* Exercise details *
Going through the entries, how many lines include the string "this"? Answer only with the number.

Records drawn from a dataset
=-=-=-=-=

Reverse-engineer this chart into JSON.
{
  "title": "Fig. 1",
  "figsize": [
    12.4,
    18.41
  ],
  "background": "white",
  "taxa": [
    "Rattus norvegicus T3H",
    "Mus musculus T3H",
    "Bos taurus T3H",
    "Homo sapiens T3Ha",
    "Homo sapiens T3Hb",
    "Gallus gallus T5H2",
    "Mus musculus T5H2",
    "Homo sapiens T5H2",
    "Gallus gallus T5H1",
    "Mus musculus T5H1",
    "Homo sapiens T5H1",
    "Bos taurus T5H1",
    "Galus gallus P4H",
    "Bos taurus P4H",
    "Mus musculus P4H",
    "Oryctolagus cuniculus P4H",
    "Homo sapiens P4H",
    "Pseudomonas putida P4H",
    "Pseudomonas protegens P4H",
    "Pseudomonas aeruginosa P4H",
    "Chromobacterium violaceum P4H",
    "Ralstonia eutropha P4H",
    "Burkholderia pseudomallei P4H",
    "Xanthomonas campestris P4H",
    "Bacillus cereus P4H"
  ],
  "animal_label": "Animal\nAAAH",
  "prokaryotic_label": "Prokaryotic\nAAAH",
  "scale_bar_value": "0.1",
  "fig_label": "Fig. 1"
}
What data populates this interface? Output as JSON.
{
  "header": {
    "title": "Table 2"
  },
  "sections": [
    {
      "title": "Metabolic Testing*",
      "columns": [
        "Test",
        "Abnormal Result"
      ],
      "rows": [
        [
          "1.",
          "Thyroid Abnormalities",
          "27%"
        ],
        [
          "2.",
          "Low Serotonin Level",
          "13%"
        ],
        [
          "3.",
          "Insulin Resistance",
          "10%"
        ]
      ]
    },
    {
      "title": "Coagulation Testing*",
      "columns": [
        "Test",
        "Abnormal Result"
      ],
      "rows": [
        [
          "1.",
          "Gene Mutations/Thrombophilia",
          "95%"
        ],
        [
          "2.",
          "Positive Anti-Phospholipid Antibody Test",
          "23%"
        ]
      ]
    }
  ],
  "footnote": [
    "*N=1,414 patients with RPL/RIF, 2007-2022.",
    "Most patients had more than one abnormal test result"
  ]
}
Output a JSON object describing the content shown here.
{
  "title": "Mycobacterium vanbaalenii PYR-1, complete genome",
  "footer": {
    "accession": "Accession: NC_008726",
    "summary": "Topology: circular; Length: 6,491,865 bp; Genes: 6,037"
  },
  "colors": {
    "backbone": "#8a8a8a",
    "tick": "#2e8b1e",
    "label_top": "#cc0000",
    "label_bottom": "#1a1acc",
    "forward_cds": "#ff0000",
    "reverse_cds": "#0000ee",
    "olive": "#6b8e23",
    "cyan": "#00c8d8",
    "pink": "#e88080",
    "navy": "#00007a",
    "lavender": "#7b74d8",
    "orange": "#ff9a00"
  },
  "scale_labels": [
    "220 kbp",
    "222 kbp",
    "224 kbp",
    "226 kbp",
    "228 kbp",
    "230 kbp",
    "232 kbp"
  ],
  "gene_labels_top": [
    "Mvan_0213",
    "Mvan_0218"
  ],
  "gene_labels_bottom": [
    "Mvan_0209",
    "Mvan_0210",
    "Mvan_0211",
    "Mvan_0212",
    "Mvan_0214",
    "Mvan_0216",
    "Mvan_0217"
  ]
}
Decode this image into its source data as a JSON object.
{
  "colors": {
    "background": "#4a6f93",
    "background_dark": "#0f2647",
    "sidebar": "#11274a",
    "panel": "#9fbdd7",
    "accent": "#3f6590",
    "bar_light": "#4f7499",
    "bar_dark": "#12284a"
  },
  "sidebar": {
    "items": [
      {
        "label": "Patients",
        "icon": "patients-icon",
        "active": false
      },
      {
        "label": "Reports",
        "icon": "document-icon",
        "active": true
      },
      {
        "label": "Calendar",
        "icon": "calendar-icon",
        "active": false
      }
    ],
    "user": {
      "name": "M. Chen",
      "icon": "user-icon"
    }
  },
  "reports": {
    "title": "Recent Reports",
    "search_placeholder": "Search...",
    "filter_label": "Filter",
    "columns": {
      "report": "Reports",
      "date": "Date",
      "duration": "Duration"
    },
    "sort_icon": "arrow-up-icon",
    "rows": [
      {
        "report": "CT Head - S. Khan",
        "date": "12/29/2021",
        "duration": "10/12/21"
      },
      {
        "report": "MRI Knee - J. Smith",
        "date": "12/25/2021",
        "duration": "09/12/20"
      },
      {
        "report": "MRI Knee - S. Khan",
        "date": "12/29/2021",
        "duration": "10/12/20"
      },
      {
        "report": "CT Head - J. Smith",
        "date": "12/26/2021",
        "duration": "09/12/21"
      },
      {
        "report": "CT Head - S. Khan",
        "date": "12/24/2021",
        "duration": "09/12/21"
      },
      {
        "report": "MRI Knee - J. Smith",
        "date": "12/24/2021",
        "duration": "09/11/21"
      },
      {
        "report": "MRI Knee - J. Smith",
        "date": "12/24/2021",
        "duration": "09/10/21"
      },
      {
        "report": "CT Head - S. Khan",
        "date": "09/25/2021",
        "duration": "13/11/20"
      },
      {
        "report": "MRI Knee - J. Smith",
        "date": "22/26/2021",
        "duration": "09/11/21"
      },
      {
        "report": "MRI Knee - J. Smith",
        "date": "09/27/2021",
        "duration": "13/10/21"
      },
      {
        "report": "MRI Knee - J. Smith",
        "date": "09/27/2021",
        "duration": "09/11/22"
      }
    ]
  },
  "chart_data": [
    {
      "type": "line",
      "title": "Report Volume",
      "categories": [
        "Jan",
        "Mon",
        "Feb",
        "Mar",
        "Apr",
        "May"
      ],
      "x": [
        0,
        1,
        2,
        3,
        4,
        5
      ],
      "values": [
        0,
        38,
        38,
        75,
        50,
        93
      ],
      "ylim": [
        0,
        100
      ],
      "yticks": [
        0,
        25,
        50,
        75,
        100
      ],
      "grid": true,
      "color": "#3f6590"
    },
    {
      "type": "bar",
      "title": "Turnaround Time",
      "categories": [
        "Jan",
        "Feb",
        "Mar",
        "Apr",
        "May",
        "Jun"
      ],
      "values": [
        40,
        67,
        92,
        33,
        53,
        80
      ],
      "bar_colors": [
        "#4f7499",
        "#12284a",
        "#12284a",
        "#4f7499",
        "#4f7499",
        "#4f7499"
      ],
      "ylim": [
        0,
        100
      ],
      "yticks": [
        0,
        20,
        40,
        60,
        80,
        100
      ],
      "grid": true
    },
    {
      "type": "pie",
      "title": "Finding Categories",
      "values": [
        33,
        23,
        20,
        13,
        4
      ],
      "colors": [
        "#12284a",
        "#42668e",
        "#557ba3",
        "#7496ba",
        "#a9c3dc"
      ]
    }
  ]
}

=-=-=-=-=

* Response area *
3